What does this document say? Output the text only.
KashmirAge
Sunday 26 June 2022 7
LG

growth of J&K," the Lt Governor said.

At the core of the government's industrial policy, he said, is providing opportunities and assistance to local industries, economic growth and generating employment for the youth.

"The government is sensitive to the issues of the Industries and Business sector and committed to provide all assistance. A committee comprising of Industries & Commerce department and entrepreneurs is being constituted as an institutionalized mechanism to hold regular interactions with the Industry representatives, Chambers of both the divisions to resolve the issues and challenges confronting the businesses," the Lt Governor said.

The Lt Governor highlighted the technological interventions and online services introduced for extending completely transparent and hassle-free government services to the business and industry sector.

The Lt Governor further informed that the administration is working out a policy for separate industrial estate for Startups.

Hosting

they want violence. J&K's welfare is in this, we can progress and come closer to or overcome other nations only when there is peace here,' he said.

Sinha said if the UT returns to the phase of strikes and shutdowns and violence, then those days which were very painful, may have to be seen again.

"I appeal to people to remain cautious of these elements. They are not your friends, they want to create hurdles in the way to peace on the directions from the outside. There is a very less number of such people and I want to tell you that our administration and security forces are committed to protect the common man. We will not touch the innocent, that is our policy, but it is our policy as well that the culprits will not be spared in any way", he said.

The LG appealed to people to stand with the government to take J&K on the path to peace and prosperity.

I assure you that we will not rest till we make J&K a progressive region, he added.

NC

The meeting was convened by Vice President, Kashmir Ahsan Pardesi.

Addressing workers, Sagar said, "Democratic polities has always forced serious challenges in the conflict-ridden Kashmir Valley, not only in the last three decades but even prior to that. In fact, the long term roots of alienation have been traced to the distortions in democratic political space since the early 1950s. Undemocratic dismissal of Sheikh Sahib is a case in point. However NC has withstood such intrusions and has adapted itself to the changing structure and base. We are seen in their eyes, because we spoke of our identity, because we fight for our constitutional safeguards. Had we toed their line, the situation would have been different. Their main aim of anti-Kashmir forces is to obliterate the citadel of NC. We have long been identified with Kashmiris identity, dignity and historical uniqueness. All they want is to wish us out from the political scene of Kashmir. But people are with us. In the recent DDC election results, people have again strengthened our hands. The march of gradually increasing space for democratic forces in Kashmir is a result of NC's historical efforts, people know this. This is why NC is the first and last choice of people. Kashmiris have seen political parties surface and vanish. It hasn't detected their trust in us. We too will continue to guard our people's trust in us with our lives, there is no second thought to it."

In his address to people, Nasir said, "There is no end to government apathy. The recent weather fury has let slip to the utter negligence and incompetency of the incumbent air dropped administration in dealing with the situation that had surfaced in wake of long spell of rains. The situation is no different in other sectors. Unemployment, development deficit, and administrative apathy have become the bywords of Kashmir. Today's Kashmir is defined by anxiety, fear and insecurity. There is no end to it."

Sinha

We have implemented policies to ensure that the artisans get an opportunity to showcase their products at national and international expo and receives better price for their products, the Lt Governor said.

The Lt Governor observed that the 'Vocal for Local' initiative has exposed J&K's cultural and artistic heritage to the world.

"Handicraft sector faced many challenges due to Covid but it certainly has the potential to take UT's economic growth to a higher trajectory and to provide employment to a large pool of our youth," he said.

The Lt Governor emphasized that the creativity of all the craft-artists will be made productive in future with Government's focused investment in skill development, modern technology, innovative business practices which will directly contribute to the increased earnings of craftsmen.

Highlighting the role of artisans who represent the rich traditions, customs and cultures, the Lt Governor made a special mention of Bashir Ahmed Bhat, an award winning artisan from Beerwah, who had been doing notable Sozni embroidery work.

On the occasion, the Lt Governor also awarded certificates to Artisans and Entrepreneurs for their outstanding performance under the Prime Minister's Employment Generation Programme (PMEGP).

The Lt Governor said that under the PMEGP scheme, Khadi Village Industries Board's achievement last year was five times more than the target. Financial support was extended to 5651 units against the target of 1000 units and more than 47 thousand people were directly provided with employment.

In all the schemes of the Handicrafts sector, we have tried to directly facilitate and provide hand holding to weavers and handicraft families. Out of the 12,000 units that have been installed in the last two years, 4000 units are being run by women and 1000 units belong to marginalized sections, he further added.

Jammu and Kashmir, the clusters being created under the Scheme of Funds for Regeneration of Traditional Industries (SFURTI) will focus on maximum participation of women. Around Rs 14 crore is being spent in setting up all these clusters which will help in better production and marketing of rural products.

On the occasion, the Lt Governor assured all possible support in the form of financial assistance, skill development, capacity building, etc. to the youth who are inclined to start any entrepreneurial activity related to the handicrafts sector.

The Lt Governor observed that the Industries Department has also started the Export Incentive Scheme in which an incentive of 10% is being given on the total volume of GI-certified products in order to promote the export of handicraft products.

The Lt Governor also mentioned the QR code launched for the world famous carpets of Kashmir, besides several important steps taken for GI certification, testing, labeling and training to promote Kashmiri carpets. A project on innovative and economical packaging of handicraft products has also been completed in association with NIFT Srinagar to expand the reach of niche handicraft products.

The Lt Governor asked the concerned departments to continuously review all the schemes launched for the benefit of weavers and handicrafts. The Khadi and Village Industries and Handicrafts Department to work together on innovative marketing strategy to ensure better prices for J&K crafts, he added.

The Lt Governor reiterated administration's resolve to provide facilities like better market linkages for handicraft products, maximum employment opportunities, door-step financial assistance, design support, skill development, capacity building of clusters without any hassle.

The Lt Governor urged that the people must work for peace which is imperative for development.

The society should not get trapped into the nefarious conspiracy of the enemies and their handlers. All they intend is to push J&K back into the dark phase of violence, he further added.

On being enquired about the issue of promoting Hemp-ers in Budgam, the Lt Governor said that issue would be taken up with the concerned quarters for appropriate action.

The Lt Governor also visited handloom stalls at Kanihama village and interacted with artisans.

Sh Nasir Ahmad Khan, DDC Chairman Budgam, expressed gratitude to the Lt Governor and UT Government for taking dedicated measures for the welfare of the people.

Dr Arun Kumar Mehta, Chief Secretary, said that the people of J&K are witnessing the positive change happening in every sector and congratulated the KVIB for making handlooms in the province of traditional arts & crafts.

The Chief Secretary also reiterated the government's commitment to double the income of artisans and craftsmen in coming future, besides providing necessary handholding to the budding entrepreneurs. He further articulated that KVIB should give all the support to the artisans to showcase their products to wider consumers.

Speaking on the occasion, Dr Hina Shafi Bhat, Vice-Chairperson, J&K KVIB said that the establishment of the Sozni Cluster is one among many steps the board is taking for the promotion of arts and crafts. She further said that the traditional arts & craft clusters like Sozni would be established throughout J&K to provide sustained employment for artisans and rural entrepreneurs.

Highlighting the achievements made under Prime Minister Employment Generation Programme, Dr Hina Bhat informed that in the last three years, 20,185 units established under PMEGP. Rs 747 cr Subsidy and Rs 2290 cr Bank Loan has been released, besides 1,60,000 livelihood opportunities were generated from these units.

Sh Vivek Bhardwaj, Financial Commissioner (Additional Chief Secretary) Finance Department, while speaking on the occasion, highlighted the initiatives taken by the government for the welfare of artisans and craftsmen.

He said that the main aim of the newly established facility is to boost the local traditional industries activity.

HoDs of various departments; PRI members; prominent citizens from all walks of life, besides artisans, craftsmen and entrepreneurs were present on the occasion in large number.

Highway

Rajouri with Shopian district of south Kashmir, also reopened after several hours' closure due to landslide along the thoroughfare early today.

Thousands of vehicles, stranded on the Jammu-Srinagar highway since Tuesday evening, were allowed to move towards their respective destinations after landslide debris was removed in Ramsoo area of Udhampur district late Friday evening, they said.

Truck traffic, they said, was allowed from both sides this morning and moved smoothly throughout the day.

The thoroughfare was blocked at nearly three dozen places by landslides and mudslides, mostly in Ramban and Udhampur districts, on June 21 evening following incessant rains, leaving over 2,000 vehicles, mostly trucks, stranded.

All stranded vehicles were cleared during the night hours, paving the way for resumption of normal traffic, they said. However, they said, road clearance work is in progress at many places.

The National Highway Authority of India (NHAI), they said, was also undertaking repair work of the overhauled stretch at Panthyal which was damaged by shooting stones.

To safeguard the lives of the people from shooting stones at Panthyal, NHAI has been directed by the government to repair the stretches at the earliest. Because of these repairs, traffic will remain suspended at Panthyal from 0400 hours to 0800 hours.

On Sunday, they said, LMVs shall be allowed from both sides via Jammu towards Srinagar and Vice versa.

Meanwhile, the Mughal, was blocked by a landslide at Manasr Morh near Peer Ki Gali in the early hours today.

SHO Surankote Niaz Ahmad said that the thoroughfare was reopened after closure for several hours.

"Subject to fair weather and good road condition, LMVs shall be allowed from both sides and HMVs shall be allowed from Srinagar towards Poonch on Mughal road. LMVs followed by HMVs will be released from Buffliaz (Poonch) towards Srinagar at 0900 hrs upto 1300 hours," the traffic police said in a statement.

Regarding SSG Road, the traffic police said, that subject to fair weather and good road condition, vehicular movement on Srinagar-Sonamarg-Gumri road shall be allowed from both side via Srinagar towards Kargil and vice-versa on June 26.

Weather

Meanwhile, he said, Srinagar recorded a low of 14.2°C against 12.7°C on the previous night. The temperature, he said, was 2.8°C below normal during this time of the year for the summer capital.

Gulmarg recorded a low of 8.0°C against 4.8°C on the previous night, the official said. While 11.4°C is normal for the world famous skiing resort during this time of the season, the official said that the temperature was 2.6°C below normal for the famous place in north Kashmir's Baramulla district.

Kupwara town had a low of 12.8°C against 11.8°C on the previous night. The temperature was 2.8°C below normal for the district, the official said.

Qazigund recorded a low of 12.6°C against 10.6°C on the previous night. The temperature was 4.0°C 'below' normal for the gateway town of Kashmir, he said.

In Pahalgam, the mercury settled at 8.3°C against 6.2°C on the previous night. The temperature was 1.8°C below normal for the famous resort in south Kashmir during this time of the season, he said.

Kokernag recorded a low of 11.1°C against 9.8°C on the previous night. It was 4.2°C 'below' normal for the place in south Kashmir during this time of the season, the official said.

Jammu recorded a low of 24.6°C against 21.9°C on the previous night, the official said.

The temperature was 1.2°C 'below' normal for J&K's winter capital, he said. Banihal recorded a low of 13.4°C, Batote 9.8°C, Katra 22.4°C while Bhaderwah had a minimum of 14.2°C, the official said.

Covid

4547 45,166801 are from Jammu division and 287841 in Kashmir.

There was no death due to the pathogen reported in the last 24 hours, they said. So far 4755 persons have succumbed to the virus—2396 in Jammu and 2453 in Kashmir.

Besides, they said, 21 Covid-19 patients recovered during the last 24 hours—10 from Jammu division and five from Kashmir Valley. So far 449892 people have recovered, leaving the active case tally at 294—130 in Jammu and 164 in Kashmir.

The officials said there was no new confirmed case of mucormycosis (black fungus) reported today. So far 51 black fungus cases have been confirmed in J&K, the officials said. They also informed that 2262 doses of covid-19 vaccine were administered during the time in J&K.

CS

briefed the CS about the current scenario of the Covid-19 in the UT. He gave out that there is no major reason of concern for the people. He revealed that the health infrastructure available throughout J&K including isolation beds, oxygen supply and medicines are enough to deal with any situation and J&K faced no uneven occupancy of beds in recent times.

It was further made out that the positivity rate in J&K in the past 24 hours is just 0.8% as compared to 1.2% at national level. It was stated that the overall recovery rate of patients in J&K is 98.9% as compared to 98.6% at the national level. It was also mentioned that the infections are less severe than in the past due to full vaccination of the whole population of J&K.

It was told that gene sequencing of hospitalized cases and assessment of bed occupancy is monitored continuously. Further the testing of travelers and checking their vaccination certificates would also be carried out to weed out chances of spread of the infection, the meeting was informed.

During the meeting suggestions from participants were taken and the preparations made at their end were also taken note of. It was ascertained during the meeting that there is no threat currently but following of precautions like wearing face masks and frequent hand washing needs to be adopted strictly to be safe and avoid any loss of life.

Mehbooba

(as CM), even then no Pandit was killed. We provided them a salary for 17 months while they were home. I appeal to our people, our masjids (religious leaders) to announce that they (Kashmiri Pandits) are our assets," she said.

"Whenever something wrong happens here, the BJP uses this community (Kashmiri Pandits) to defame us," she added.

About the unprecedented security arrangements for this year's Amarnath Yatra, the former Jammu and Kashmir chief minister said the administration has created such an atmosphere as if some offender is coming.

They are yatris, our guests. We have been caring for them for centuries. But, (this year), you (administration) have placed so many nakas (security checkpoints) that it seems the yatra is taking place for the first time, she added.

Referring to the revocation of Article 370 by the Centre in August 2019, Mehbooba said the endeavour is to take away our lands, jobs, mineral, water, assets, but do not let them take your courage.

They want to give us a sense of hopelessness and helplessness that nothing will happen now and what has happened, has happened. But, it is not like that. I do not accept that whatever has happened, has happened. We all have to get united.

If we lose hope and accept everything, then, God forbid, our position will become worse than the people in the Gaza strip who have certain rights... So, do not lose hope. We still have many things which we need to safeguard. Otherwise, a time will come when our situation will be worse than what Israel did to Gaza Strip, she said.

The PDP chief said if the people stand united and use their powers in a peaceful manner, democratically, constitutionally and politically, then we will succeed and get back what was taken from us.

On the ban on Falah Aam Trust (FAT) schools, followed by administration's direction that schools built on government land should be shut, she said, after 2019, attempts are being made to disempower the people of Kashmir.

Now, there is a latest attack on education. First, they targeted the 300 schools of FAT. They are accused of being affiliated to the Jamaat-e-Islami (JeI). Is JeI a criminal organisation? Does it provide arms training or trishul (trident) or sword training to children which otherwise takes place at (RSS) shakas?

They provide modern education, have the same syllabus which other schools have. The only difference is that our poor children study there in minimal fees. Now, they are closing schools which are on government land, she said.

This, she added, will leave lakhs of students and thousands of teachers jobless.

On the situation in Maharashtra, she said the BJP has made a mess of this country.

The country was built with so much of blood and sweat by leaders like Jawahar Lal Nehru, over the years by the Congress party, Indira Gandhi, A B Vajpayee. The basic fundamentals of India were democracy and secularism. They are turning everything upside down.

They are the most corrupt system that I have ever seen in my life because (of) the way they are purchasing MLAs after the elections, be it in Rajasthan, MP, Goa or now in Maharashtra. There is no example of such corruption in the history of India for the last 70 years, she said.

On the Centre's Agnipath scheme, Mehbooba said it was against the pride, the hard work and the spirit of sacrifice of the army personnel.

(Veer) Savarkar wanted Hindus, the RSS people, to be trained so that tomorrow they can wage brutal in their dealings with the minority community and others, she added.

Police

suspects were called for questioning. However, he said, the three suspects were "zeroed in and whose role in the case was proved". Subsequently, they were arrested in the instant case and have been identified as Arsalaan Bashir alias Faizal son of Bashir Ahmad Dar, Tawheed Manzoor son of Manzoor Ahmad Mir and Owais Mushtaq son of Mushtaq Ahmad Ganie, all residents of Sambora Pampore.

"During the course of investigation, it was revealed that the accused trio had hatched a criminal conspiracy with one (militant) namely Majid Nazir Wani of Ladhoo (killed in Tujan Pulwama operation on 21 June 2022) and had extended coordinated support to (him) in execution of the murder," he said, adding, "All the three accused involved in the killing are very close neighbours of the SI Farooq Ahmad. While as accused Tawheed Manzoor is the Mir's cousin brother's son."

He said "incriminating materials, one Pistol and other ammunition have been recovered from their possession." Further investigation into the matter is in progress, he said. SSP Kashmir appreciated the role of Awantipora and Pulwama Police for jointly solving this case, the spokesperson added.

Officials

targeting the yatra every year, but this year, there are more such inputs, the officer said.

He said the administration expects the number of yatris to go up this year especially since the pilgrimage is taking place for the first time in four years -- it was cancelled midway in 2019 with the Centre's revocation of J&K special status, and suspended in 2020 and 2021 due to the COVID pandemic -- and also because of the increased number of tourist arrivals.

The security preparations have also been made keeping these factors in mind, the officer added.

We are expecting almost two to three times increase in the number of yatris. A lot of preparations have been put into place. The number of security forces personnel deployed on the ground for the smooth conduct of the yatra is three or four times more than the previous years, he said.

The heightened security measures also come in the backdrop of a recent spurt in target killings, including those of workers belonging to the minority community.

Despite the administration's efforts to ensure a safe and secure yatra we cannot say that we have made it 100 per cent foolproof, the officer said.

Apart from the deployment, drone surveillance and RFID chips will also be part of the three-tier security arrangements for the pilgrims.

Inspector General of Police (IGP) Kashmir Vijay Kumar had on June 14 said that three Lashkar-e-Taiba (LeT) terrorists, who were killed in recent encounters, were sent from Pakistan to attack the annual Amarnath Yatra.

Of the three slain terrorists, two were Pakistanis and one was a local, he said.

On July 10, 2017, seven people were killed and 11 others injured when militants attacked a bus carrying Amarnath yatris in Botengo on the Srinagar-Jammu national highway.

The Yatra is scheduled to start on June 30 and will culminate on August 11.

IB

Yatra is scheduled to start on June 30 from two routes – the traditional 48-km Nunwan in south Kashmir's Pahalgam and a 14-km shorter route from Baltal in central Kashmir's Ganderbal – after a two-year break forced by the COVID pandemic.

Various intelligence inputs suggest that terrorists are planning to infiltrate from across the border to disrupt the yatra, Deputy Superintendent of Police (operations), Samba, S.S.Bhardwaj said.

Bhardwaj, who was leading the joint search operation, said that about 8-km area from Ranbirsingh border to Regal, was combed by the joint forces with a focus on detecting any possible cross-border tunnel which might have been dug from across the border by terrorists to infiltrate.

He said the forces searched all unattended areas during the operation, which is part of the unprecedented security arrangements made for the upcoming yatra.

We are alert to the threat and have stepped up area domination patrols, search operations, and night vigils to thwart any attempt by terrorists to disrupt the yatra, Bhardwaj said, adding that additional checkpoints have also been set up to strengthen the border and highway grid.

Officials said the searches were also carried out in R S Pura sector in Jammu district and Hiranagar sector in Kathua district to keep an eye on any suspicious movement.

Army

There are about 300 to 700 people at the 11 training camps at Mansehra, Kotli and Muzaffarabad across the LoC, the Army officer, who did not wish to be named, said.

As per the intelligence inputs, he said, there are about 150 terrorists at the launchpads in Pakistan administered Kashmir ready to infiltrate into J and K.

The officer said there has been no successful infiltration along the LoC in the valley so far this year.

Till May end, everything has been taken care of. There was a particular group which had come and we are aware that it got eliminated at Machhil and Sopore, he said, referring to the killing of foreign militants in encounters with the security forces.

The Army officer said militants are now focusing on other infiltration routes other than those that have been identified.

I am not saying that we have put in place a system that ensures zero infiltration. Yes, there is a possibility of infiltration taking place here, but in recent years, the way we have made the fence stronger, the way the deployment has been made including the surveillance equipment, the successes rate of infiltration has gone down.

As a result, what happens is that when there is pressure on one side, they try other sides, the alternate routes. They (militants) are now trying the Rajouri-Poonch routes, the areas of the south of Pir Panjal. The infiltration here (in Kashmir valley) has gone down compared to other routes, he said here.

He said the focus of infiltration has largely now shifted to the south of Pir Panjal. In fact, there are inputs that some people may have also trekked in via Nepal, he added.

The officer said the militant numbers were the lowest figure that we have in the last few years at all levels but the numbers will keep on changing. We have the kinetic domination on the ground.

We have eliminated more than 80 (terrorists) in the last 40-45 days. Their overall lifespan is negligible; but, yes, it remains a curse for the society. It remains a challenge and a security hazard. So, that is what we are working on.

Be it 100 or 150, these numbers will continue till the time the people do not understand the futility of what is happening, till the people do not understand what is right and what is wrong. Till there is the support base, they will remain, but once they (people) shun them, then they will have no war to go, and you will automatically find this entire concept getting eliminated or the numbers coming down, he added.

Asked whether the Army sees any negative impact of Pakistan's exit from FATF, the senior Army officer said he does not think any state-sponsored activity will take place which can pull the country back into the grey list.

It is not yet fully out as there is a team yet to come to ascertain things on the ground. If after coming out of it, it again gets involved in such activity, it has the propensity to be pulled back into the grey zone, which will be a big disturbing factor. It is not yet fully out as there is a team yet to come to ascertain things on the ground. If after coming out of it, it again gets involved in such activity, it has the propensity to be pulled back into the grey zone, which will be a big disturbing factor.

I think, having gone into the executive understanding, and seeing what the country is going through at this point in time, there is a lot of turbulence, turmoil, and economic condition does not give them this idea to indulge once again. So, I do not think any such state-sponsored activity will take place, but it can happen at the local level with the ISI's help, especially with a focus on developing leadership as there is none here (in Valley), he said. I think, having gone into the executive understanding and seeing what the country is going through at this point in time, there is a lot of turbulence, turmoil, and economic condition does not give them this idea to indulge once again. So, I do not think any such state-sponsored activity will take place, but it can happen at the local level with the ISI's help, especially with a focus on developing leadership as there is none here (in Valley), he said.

——————

#### Work order:
Lines containing the word "areas" in the entries above should be counted, and only that number given.

#### Solution:
2